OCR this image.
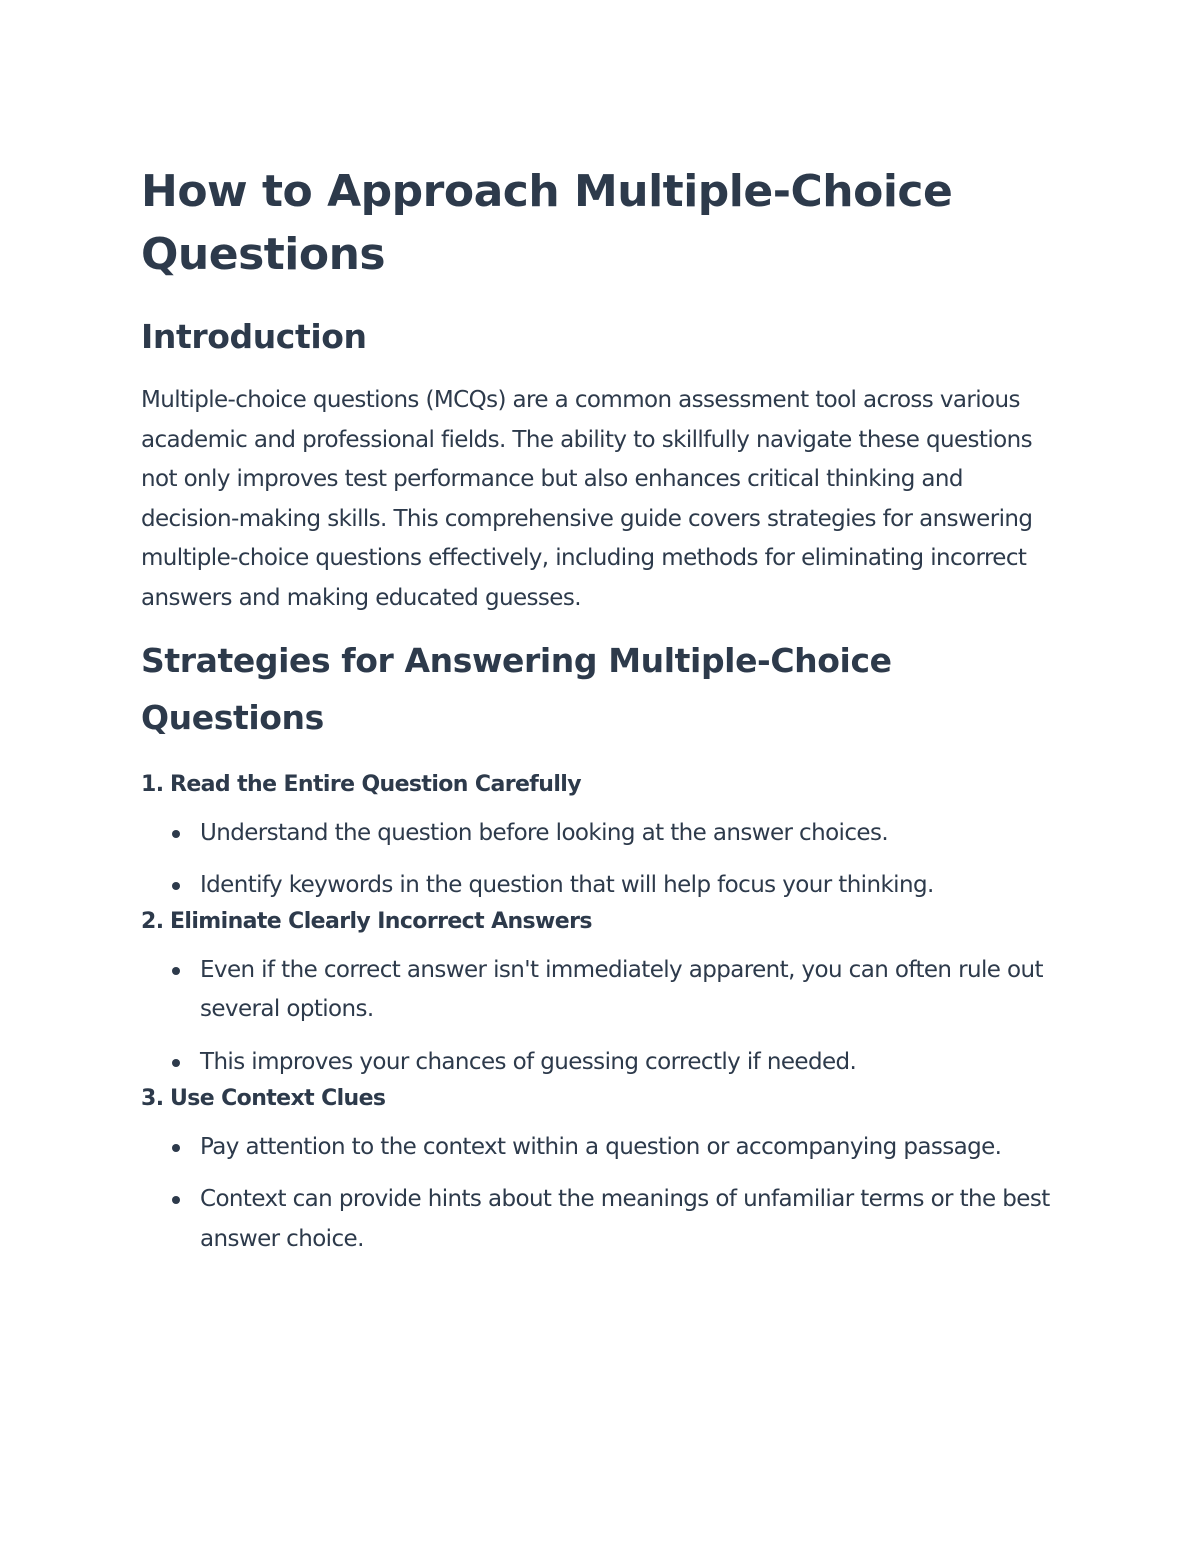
How to Approach Multiple-Choice Questions
Introduction

Multiple-choice questions (MCQs) are a common assessment tool across various academic and professional fields. The ability to skillfully navigate these questions not only improves test performance but also enhances critical thinking and decision-making skills. This comprehensive guide covers strategies for answering multiple-choice questions effectively, including methods for eliminating incorrect answers and making educated guesses.

Strategies for Answering Multiple-Choice Questions
1. Read the Entire Question Carefully
Understand the question before looking at the answer choices.
Identify keywords in the question that will help focus your thinking.
2. Eliminate Clearly Incorrect Answers
Even if the correct answer isn't immediately apparent, you can often rule out several options.
This improves your chances of guessing correctly if needed.
3. Use Context Clues
Pay attention to the context within a question or accompanying passage.
Context can provide hints about the meanings of unfamiliar terms or the best answer choice.
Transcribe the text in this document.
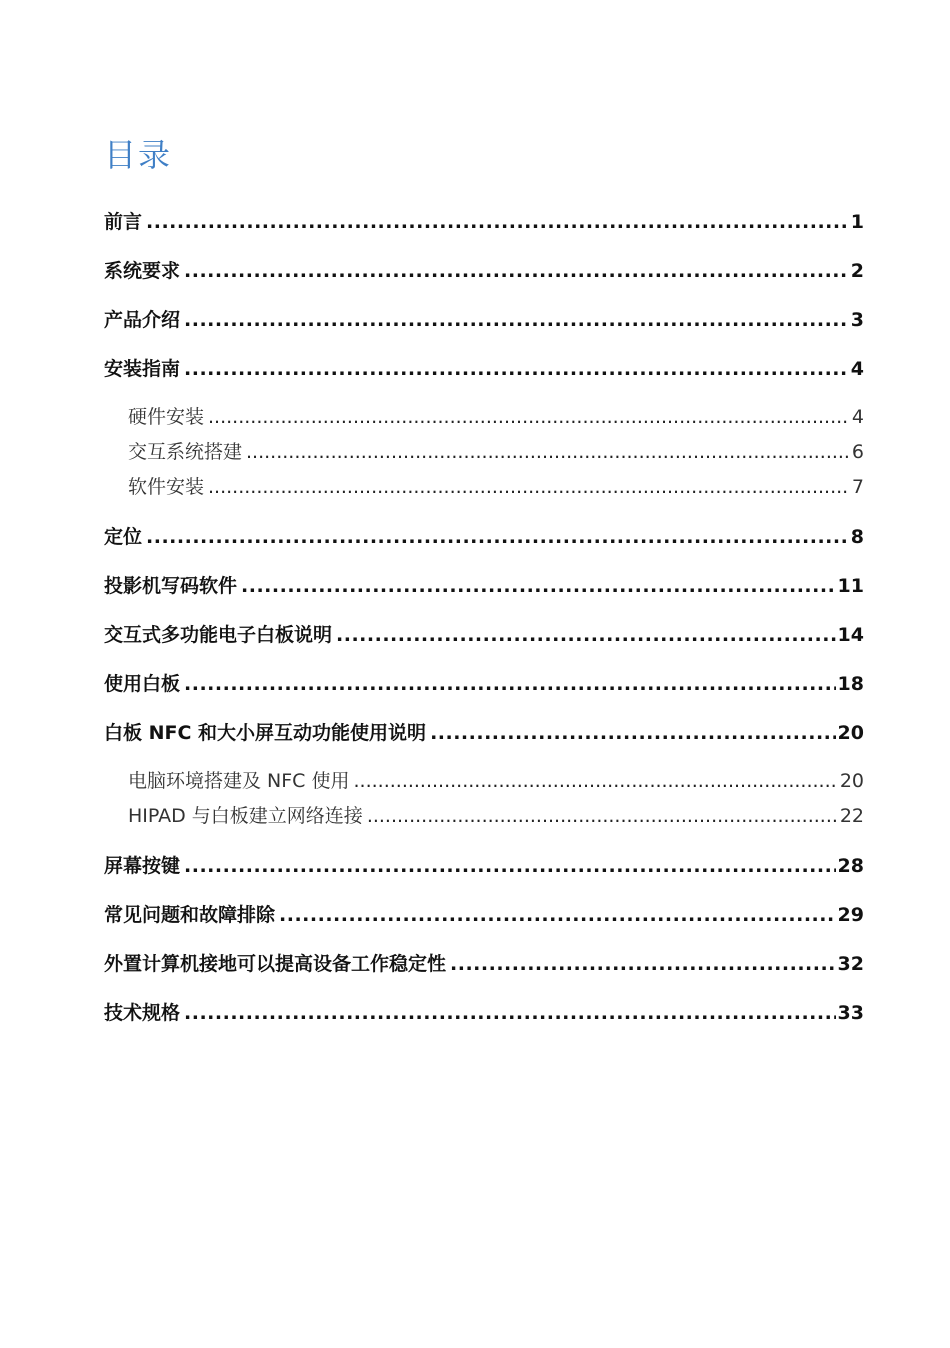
目录
前言 .....	1
系统要求 .....	2
产品介绍 .....	3
安装指南 .....	4
硬件安装 .....	4
交互系统搭建 .....	6
软件安装 .....	7
定位 .....	8
投影机写码软件 .....	11
交互式多功能电子白板说明 .....	14
使用白板 .....	18
白板 NFC 和大小屏互动功能使用说明 .....	20
电脑环境搭建及 NFC 使用 .....	20
HIPAD 与白板建立网络连接 .....	22
屏幕按键 .....	28
常见问题和故障排除 .....	29
外置计算机接地可以提高设备工作稳定性 .....	32
技术规格 .....	33
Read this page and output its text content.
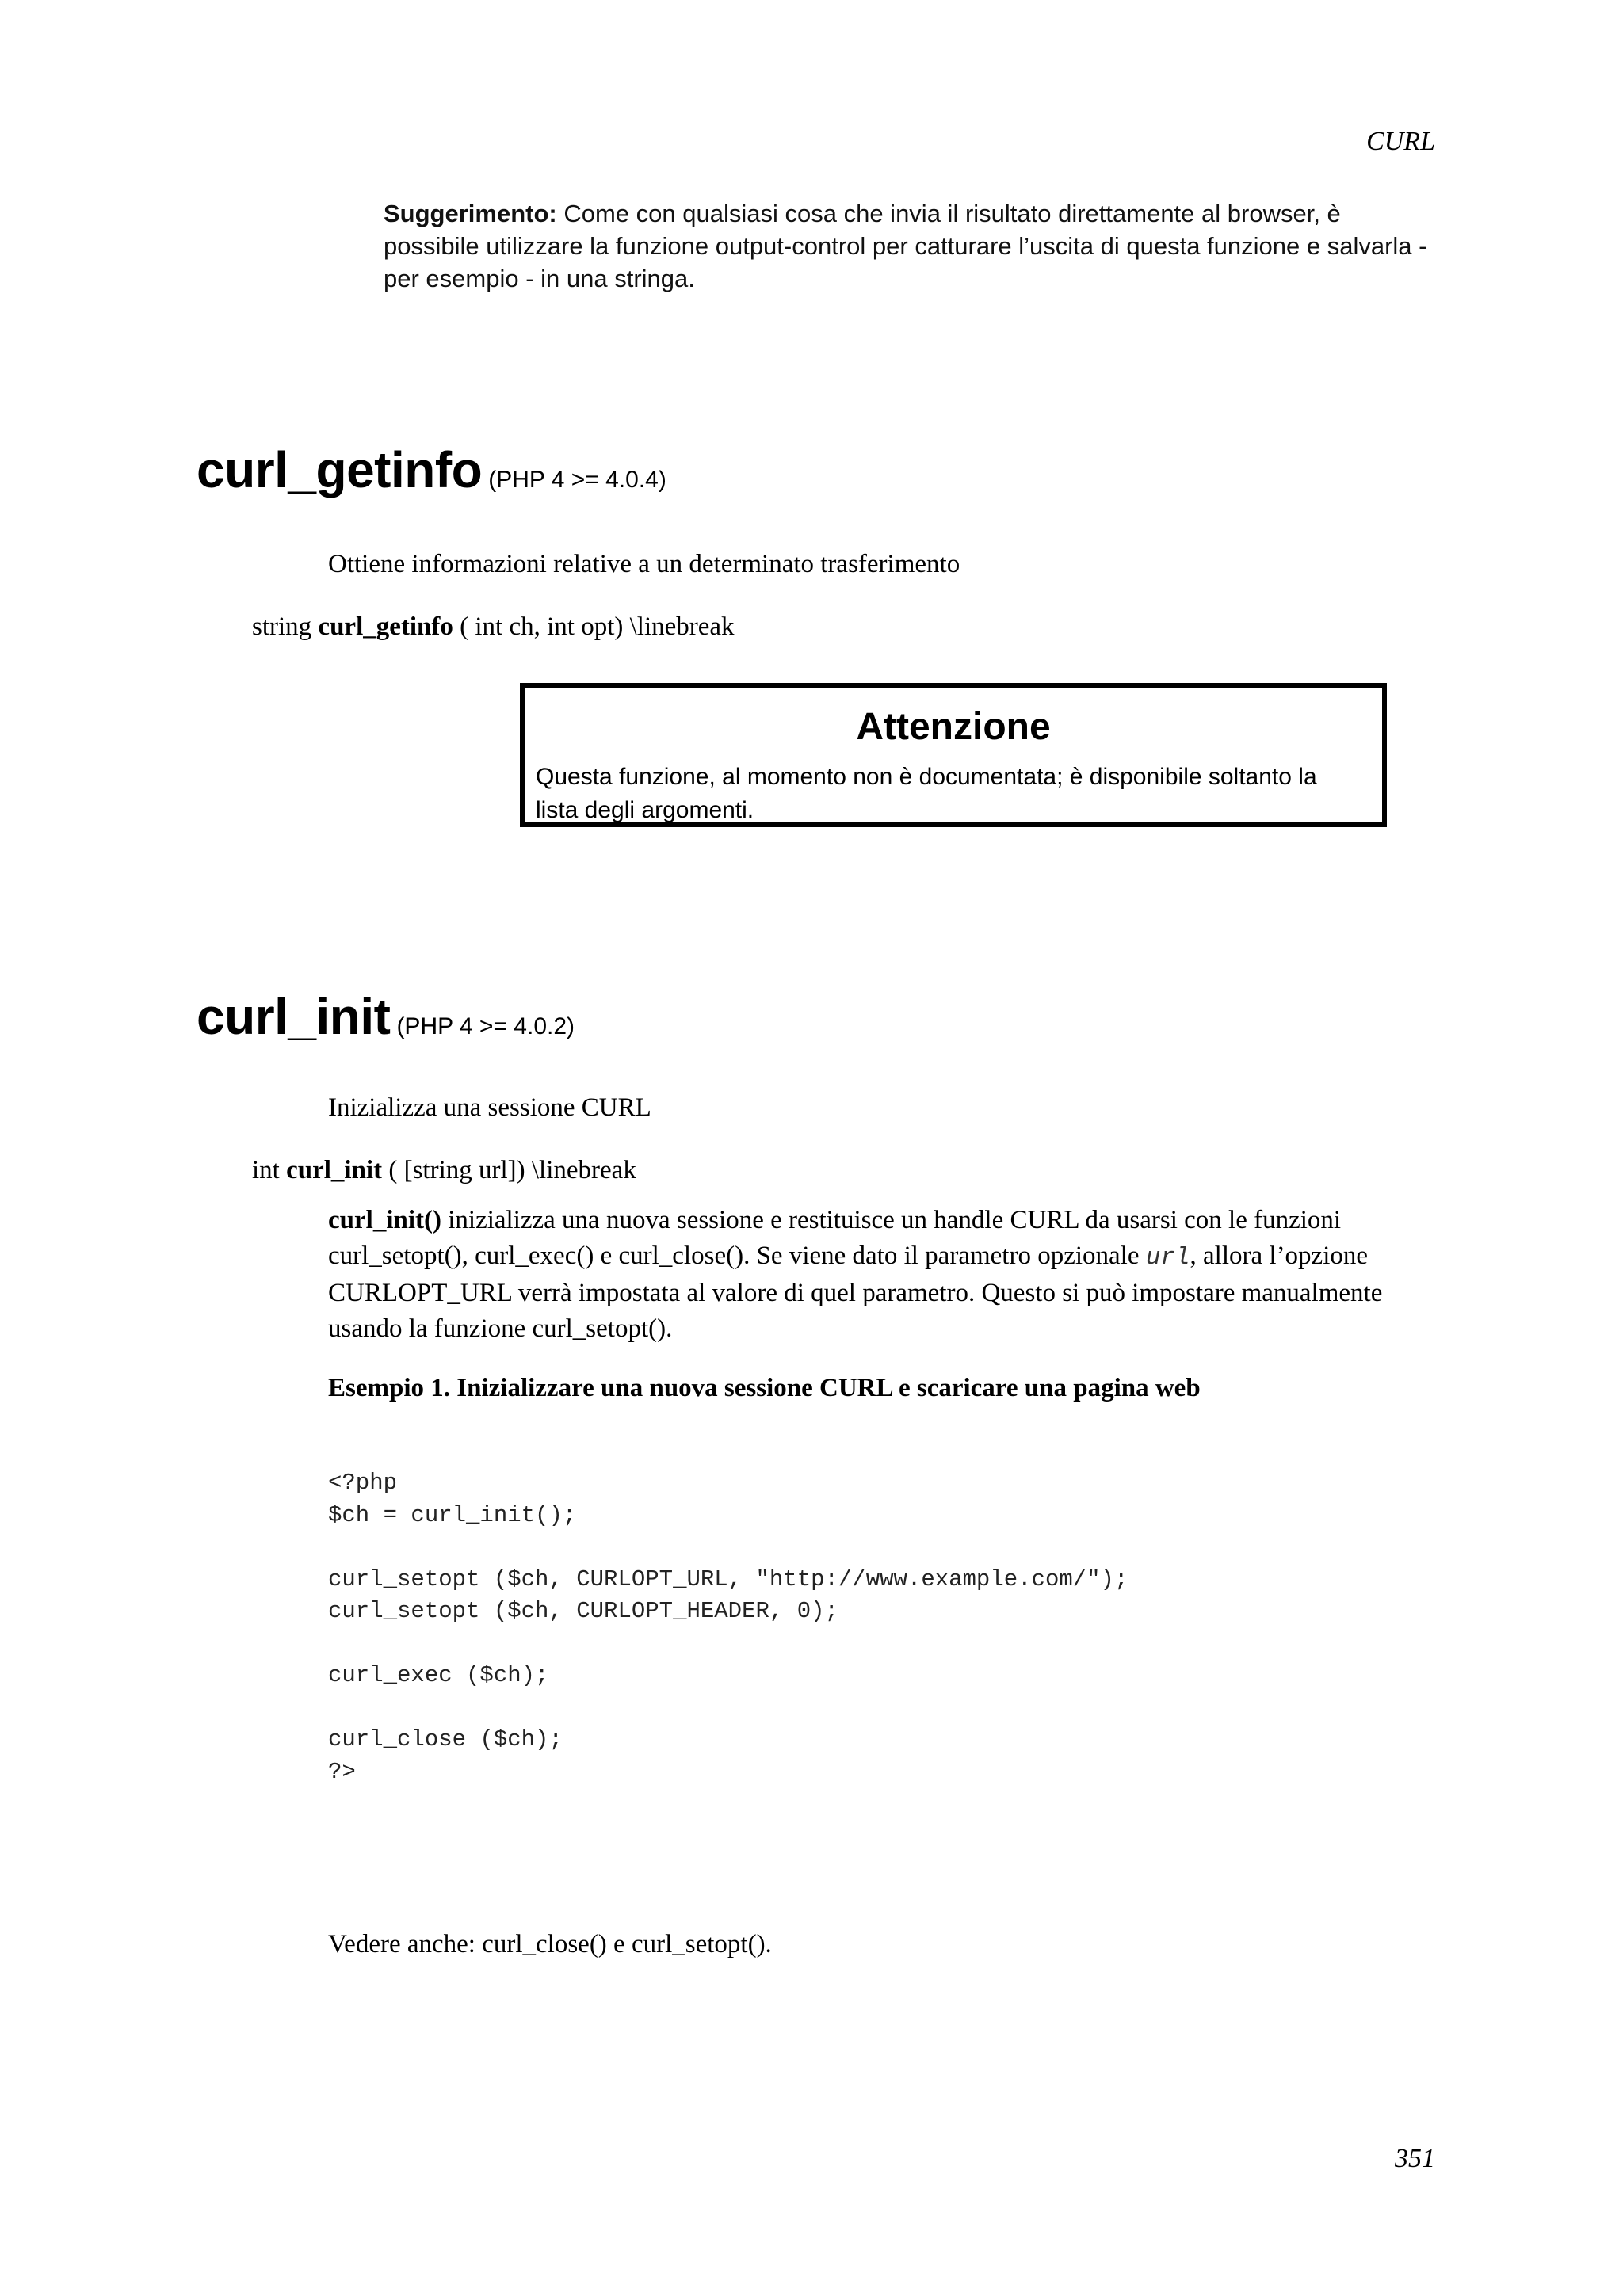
CURL

Suggerimento: Come con qualsiasi cosa che invia il risultato direttamente al browser, è possibile utilizzare la funzione output-control per catturare l’uscita di questa funzione e salvarla - per esempio - in una stringa.

curl_getinfo (PHP 4 >= 4.0.4)
Ottiene informazioni relative a un determinato trasferimento
string curl_getinfo ( int ch, int opt) \linebreak
Attenzione
Questa funzione, al momento non è documentata; è disponibile soltanto la lista degli argomenti.
curl_init (PHP 4 >= 4.0.2)
Inizializza una sessione CURL
int curl_init ( [string url]) \linebreak

curl_init() inizializza una nuova sessione e restituisce un handle CURL da usarsi con le funzioni curl_setopt(), curl_exec() e curl_close(). Se viene dato il parametro opzionale url, allora l’opzione CURLOPT_URL verrà impostata al valore di quel parametro. Questo si può impostare manualmente usando la funzione curl_setopt().

Esempio 1. Inizializzare una nuova sessione CURL e scaricare una pagina web
<?php
$ch = curl_init();

curl_setopt ($ch, CURLOPT_URL, "http://www.example.com/");
curl_setopt ($ch, CURLOPT_HEADER, 0);

curl_exec ($ch);

curl_close ($ch);
?>
Vedere anche: curl_close() e curl_setopt().
351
--*--
Take the listing above and print it exactly, apart from the pictures.

OCR this image.
How to Approach Multiple-Choice Questions
Introduction

Multiple-choice questions (MCQs) are a common assessment tool across various academic and professional fields. The ability to skillfully navigate these questions not only improves test performance but also enhances critical thinking and decision-making skills. This comprehensive guide covers strategies for answering multiple-choice questions effectively, including methods for eliminating incorrect answers and making educated guesses.

Strategies for Answering Multiple-Choice Questions
1. Read the Entire Question Carefully
Understand the question before looking at the answer choices.
Identify keywords in the question that will help focus your thinking.
2. Eliminate Clearly Incorrect Answers
Even if the correct answer isn't immediately apparent, you can often rule out several options.
This improves your chances of guessing correctly if needed.
3. Use Context Clues
Pay attention to the context within a question or accompanying passage.
Context can provide hints about the meanings of unfamiliar terms or the best answer choice.
Transcribe the text in this document.
目录
前言 .....	1
系统要求 .....	2
产品介绍 .....	3
安装指南 .....	4
硬件安装 .....	4
交互系统搭建 .....	6
软件安装 .....	7
定位 .....	8
投影机写码软件 .....	11
交互式多功能电子白板说明 .....	14
使用白板 .....	18
白板 NFC 和大小屏互动功能使用说明 .....	20
电脑环境搭建及 NFC 使用 .....	20
HIPAD 与白板建立网络连接 .....	22
屏幕按键 .....	28
常见问题和故障排除 .....	29
外置计算机接地可以提高设备工作稳定性 .....	32
技术规格 .....	33
Read this page and output its text content.
CURL

Suggerimento: Come con qualsiasi cosa che invia il risultato direttamente al browser, è possibile utilizzare la funzione output-control per catturare l’uscita di questa funzione e salvarla - per esempio - in una stringa.

curl_getinfo (PHP 4 >= 4.0.4)
Ottiene informazioni relative a un determinato trasferimento
string curl_getinfo ( int ch, int opt) \linebreak
Attenzione
Questa funzione, al momento non è documentata; è disponibile soltanto la lista degli argomenti.
curl_init (PHP 4 >= 4.0.2)
Inizializza una sessione CURL
int curl_init ( [string url]) \linebreak

curl_init() inizializza una nuova sessione e restituisce un handle CURL da usarsi con le funzioni curl_setopt(), curl_exec() e curl_close(). Se viene dato il parametro opzionale url, allora l’opzione CURLOPT_URL verrà impostata al valore di quel parametro. Questo si può impostare manualmente usando la funzione curl_setopt().

Esempio 1. Inizializzare una nuova sessione CURL e scaricare una pagina web
<?php
$ch = curl_init();

curl_setopt ($ch, CURLOPT_URL, "http://www.example.com/");
curl_setopt ($ch, CURLOPT_HEADER, 0);

curl_exec ($ch);

curl_close ($ch);
?>
Vedere anche: curl_close() e curl_setopt().
351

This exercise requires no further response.